#### OBJECTIVE:
Copy out the data below as written; omit any images.

#### RAW RECORDS:
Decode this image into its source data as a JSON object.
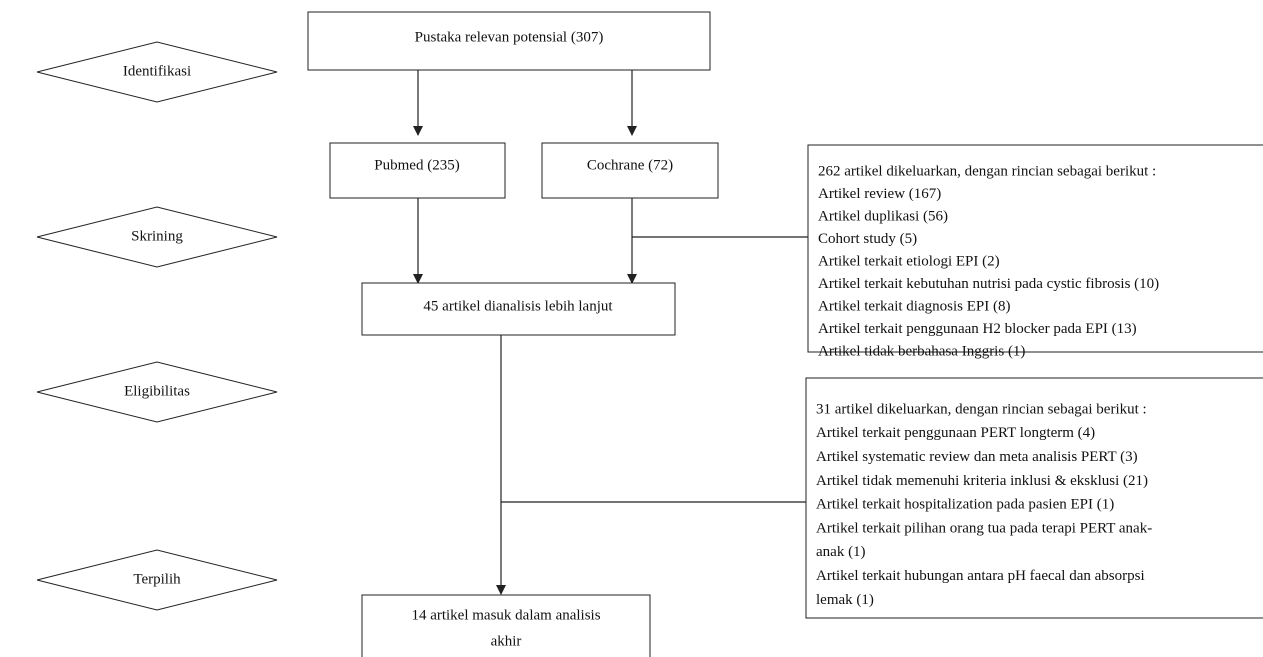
{
  "stages": [
    "Identifikasi",
    "Skrining",
    "Eligibilitas",
    "Terpilih"
  ],
  "nodes": {
    "source": "Pustaka relevan potensial (307)",
    "pubmed": "Pubmed (235)",
    "cochrane": "Cochrane (72)",
    "analyzed": "45 artikel dianalisis lebih lanjut",
    "included": [
      "14 artikel masuk dalam analisis",
      "akhir"
    ]
  },
  "exclusions": [
    {
      "title": "262 artikel dikeluarkan, dengan rincian sebagai berikut :",
      "items": [
        "Artikel review (167)",
        "Artikel duplikasi (56)",
        "Cohort study (5)",
        "Artikel terkait etiologi EPI (2)",
        "Artikel terkait kebutuhan nutrisi pada cystic fibrosis (10)",
        "Artikel terkait diagnosis EPI (8)",
        "Artikel terkait penggunaan H2 blocker pada EPI (13)",
        "Artikel tidak berbahasa Inggris (1)"
      ]
    },
    {
      "title": "31 artikel dikeluarkan, dengan rincian sebagai berikut :",
      "items": [
        "Artikel terkait penggunaan PERT longterm (4)",
        "Artikel systematic review dan meta analisis PERT (3)",
        "Artikel tidak memenuhi kriteria inklusi & eksklusi (21)",
        "Artikel terkait hospitalization pada pasien EPI (1)",
        "Artikel terkait pilihan orang tua pada terapi PERT anak-",
        "anak (1)",
        "Artikel terkait hubungan antara pH faecal dan absorpsi",
        "lemak (1)"
      ]
    }
  ]
}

#### RESULT OF THE EXERCISE:
Decode this image into its source data as a JSON object.
{
  "stages": [
    "Identifikasi",
    "Skrining",
    "Eligibilitas",
    "Terpilih"
  ],
  "nodes": {
    "source": "Pustaka relevan potensial (307)",
    "pubmed": "Pubmed (235)",
    "cochrane": "Cochrane (72)",
    "analyzed": "45 artikel dianalisis lebih lanjut",
    "included": [
      "14 artikel masuk dalam analisis",
      "akhir"
    ]
  },
  "exclusions": [
    {
      "title": "262 artikel dikeluarkan, dengan rincian sebagai berikut :",
      "items": [
        "Artikel review (167)",
        "Artikel duplikasi (56)",
        "Cohort study (5)",
        "Artikel terkait etiologi EPI (2)",
        "Artikel terkait kebutuhan nutrisi pada cystic fibrosis (10)",
        "Artikel terkait diagnosis EPI (8)",
        "Artikel terkait penggunaan H2 blocker pada EPI (13)",
        "Artikel tidak berbahasa Inggris (1)"
      ]
    },
    {
      "title": "31 artikel dikeluarkan, dengan rincian sebagai berikut :",
      "items": [
        "Artikel terkait penggunaan PERT longterm (4)",
        "Artikel systematic review dan meta analisis PERT (3)",
        "Artikel tidak memenuhi kriteria inklusi & eksklusi (21)",
        "Artikel terkait hospitalization pada pasien EPI (1)",
        "Artikel terkait pilihan orang tua pada terapi PERT anak-",
        "anak (1)",
        "Artikel terkait hubungan antara pH faecal dan absorpsi",
        "lemak (1)"
      ]
    }
  ]
}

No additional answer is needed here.